Action item ▸
In your copy of the data below, reproduce every entry exactly and omit the pictures.
(Beginning of Listed entries)
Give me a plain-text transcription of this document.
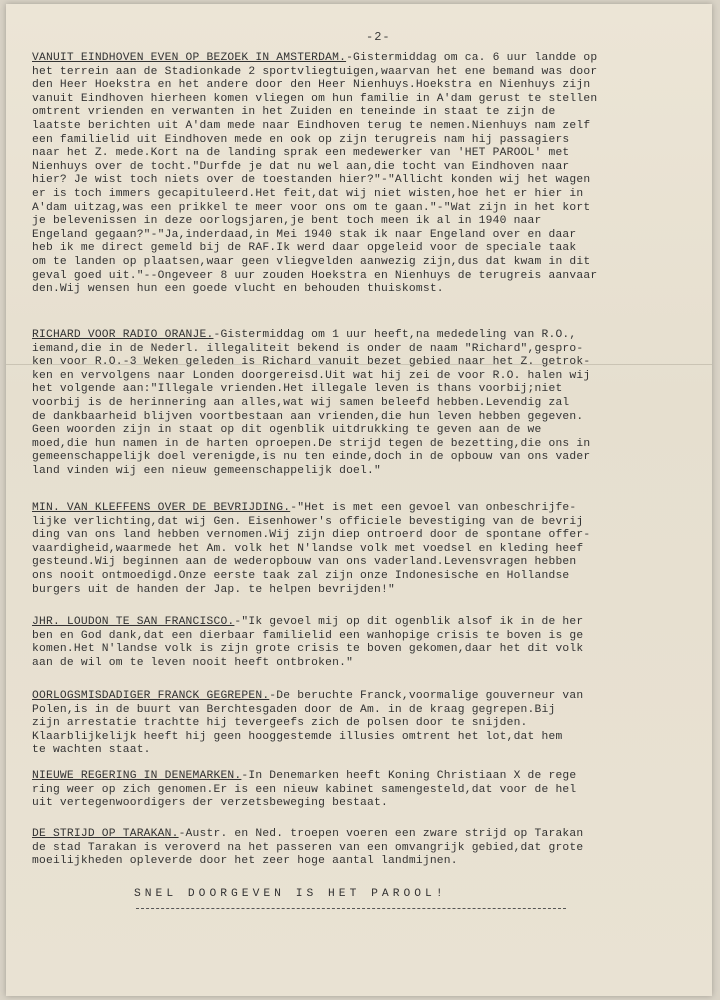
-2-
VANUIT EINDHOVEN EVEN OP BEZOEK IN AMSTERDAM.-Gistermiddag om ca. 6 uur landde op
het terrein aan de Stadionkade 2 sportvliegtuigen,waarvan het ene bemand was door
den Heer Hoekstra en het andere door den Heer Nienhuys.Hoekstra en Nienhuys zijn
vanuit Eindhoven hierheen komen vliegen om hun familie in A'dam gerust te stellen
omtrent vrienden en verwanten in het Zuiden en teneinde in staat te zijn de
laatste berichten uit A'dam mede naar Eindhoven terug te nemen.Nienhuys nam zelf
een familielid uit Eindhoven mede en ook op zijn terugreis nam hij passagiers
naar het Z. mede.Kort na de landing sprak een medewerker van 'HET PAROOL' met
Nienhuys over de tocht."Durfde je dat nu wel aan,die tocht van Eindhoven naar
hier? Je wist toch niets over de toestanden hier?"-"Allicht konden wij het wagen
er is toch immers gecapituleerd.Het feit,dat wij niet wisten,hoe het er hier in
A'dam uitzag,was een prikkel te meer voor ons om te gaan."-"Wat zijn in het kort
je belevenissen in deze oorlogsjaren,je bent toch meen ik al in 1940 naar
Engeland gegaan?"-"Ja,inderdaad,in Mei 1940 stak ik naar Engeland over en daar
heb ik me direct gemeld bij de RAF.Ik werd daar opgeleid voor de speciale taak
om te landen op plaatsen,waar geen vliegvelden aanwezig zijn,dus dat kwam in dit
geval goed uit."--Ongeveer 8 uur zouden Hoekstra en Nienhuys de terugreis aanvaar
den.Wij wensen hun een goede vlucht en behouden thuiskomst.
RICHARD VOOR RADIO ORANJE.-Gistermiddag om 1 uur heeft,na mededeling van R.O.,
iemand,die in de Nederl. illegaliteit bekend is onder de naam "Richard",gespro-
ken voor R.O.-3 Weken geleden is Richard vanuit bezet gebied naar het Z. getrok-
ken en vervolgens naar Londen doorgereisd.Uit wat hij zei de voor R.O. halen wij
het volgende aan:"Illegale vrienden.Het illegale leven is thans voorbij;niet
voorbij is de herinnering aan alles,wat wij samen beleefd hebben.Levendig zal
de dankbaarheid blijven voortbestaan aan vrienden,die hun leven hebben gegeven.
Geen woorden zijn in staat op dit ogenblik uitdrukking te geven aan de we
moed,die hun namen in de harten oproepen.De strijd tegen de bezetting,die ons in
gemeenschappelijk doel verenigde,is nu ten einde,doch in de opbouw van ons vader
land vinden wij een nieuw gemeenschappelijk doel."
MIN. VAN KLEFFENS OVER DE BEVRIJDING.-"Het is met een gevoel van onbeschrijfe-
lijke verlichting,dat wij Gen. Eisenhower's officiele bevestiging van de bevrij
ding van ons land hebben vernomen.Wij zijn diep ontroerd door de spontane offer-
vaardigheid,waarmede het Am. volk het N'landse volk met voedsel en kleding heef
gesteund.Wij beginnen aan de wederopbouw van ons vaderland.Levensvragen hebben
ons nooit ontmoedigd.Onze eerste taak zal zijn onze Indonesische en Hollandse
burgers uit de handen der Jap. te helpen bevrijden!"
JHR. LOUDON TE SAN FRANCISCO.-"Ik gevoel mij op dit ogenblik alsof ik in de her
ben en God dank,dat een dierbaar familielid een wanhopige crisis te boven is ge
komen.Het N'landse volk is zijn grote crisis te boven gekomen,daar het dit volk
aan de wil om te leven nooit heeft ontbroken."
OORLOGSMISDADIGER FRANCK GEGREPEN.-De beruchte Franck,voormalige gouverneur van
Polen,is in de buurt van Berchtesgaden door de Am. in de kraag gegrepen.Bij
zijn arrestatie trachtte hij tevergeefs zich de polsen door te snijden.
Klaarblijkelijk heeft hij geen hooggestemde illusies omtrent het lot,dat hem
te wachten staat.
NIEUWE REGERING IN DENEMARKEN.-In Denemarken heeft Koning Christiaan X de rege
ring weer op zich genomen.Er is een nieuw kabinet samengesteld,dat voor de hel
uit vertegenwoordigers der verzetsbeweging bestaat.
DE STRIJD OP TARAKAN.-Austr. en Ned. troepen voeren een zware strijd op Tarakan
de stad Tarakan is veroverd na het passeren van een omvangrijk gebied,dat grote
moeilijkheden opleverde door het zeer hoge aantal landmijnen.
SNEL DOORGEVEN IS HET PAROOL!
(End of Listed entries)
Solution below ▸
Give me a plain-text transcription of this document.
-2-
VANUIT EINDHOVEN EVEN OP BEZOEK IN AMSTERDAM.-Gistermiddag om ca. 6 uur landde op
het terrein aan de Stadionkade 2 sportvliegtuigen,waarvan het ene bemand was door
den Heer Hoekstra en het andere door den Heer Nienhuys.Hoekstra en Nienhuys zijn
vanuit Eindhoven hierheen komen vliegen om hun familie in A'dam gerust te stellen
omtrent vrienden en verwanten in het Zuiden en teneinde in staat te zijn de
laatste berichten uit A'dam mede naar Eindhoven terug te nemen.Nienhuys nam zelf
een familielid uit Eindhoven mede en ook op zijn terugreis nam hij passagiers
naar het Z. mede.Kort na de landing sprak een medewerker van 'HET PAROOL' met
Nienhuys over de tocht."Durfde je dat nu wel aan,die tocht van Eindhoven naar
hier? Je wist toch niets over de toestanden hier?"-"Allicht konden wij het wagen
er is toch immers gecapituleerd.Het feit,dat wij niet wisten,hoe het er hier in
A'dam uitzag,was een prikkel te meer voor ons om te gaan."-"Wat zijn in het kort
je belevenissen in deze oorlogsjaren,je bent toch meen ik al in 1940 naar
Engeland gegaan?"-"Ja,inderdaad,in Mei 1940 stak ik naar Engeland over en daar
heb ik me direct gemeld bij de RAF.Ik werd daar opgeleid voor de speciale taak
om te landen op plaatsen,waar geen vliegvelden aanwezig zijn,dus dat kwam in dit
geval goed uit."--Ongeveer 8 uur zouden Hoekstra en Nienhuys de terugreis aanvaar
den.Wij wensen hun een goede vlucht en behouden thuiskomst.
RICHARD VOOR RADIO ORANJE.-Gistermiddag om 1 uur heeft,na mededeling van R.O.,
iemand,die in de Nederl. illegaliteit bekend is onder de naam "Richard",gespro-
ken voor R.O.-3 Weken geleden is Richard vanuit bezet gebied naar het Z. getrok-
ken en vervolgens naar Londen doorgereisd.Uit wat hij zei de voor R.O. halen wij
het volgende aan:"Illegale vrienden.Het illegale leven is thans voorbij;niet
voorbij is de herinnering aan alles,wat wij samen beleefd hebben.Levendig zal
de dankbaarheid blijven voortbestaan aan vrienden,die hun leven hebben gegeven.
Geen woorden zijn in staat op dit ogenblik uitdrukking te geven aan de we
moed,die hun namen in de harten oproepen.De strijd tegen de bezetting,die ons in
gemeenschappelijk doel verenigde,is nu ten einde,doch in de opbouw van ons vader
land vinden wij een nieuw gemeenschappelijk doel."
MIN. VAN KLEFFENS OVER DE BEVRIJDING.-"Het is met een gevoel van onbeschrijfe-
lijke verlichting,dat wij Gen. Eisenhower's officiele bevestiging van de bevrij
ding van ons land hebben vernomen.Wij zijn diep ontroerd door de spontane offer-
vaardigheid,waarmede het Am. volk het N'landse volk met voedsel en kleding heef
gesteund.Wij beginnen aan de wederopbouw van ons vaderland.Levensvragen hebben
ons nooit ontmoedigd.Onze eerste taak zal zijn onze Indonesische en Hollandse
burgers uit de handen der Jap. te helpen bevrijden!"
JHR. LOUDON TE SAN FRANCISCO.-"Ik gevoel mij op dit ogenblik alsof ik in de her
ben en God dank,dat een dierbaar familielid een wanhopige crisis te boven is ge
komen.Het N'landse volk is zijn grote crisis te boven gekomen,daar het dit volk
aan de wil om te leven nooit heeft ontbroken."
OORLOGSMISDADIGER FRANCK GEGREPEN.-De beruchte Franck,voormalige gouverneur van
Polen,is in de buurt van Berchtesgaden door de Am. in de kraag gegrepen.Bij
zijn arrestatie trachtte hij tevergeefs zich de polsen door te snijden.
Klaarblijkelijk heeft hij geen hooggestemde illusies omtrent het lot,dat hem
te wachten staat.
NIEUWE REGERING IN DENEMARKEN.-In Denemarken heeft Koning Christiaan X de rege
ring weer op zich genomen.Er is een nieuw kabinet samengesteld,dat voor de hel
uit vertegenwoordigers der verzetsbeweging bestaat.
DE STRIJD OP TARAKAN.-Austr. en Ned. troepen voeren een zware strijd op Tarakan
de stad Tarakan is veroverd na het passeren van een omvangrijk gebied,dat grote
moeilijkheden opleverde door het zeer hoge aantal landmijnen.
SNEL DOORGEVEN IS HET PAROOL!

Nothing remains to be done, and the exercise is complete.